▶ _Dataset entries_
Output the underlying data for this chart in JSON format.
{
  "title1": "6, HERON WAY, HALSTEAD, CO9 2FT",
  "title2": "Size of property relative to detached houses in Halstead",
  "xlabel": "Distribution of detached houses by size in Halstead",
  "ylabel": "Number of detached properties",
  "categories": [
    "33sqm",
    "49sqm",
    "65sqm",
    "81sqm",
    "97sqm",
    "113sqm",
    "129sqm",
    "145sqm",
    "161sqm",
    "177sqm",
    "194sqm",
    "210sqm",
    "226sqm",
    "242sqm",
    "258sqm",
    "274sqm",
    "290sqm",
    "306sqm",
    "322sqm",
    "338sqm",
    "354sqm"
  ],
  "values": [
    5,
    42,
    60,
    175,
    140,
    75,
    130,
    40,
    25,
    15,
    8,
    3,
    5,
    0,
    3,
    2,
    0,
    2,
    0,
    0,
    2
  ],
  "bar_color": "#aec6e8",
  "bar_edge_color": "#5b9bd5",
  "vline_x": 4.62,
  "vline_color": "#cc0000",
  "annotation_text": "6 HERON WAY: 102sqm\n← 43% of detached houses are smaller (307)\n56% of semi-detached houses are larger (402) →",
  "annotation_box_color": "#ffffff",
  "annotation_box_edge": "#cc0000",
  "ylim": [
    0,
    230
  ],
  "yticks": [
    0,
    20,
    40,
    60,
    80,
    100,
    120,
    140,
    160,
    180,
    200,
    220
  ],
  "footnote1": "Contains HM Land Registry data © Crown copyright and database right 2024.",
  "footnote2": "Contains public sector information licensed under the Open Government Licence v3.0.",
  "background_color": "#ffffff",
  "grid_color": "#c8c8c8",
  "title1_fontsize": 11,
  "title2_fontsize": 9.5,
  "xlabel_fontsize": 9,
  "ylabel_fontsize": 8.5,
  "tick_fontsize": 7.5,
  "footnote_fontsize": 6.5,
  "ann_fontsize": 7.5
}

▶ _GOAL OF THE EXERCISE_
Find the lines of the material that hold the word "HERON" and report their count alone.

▶ _ANSWER TO THIS PROBLEM_
2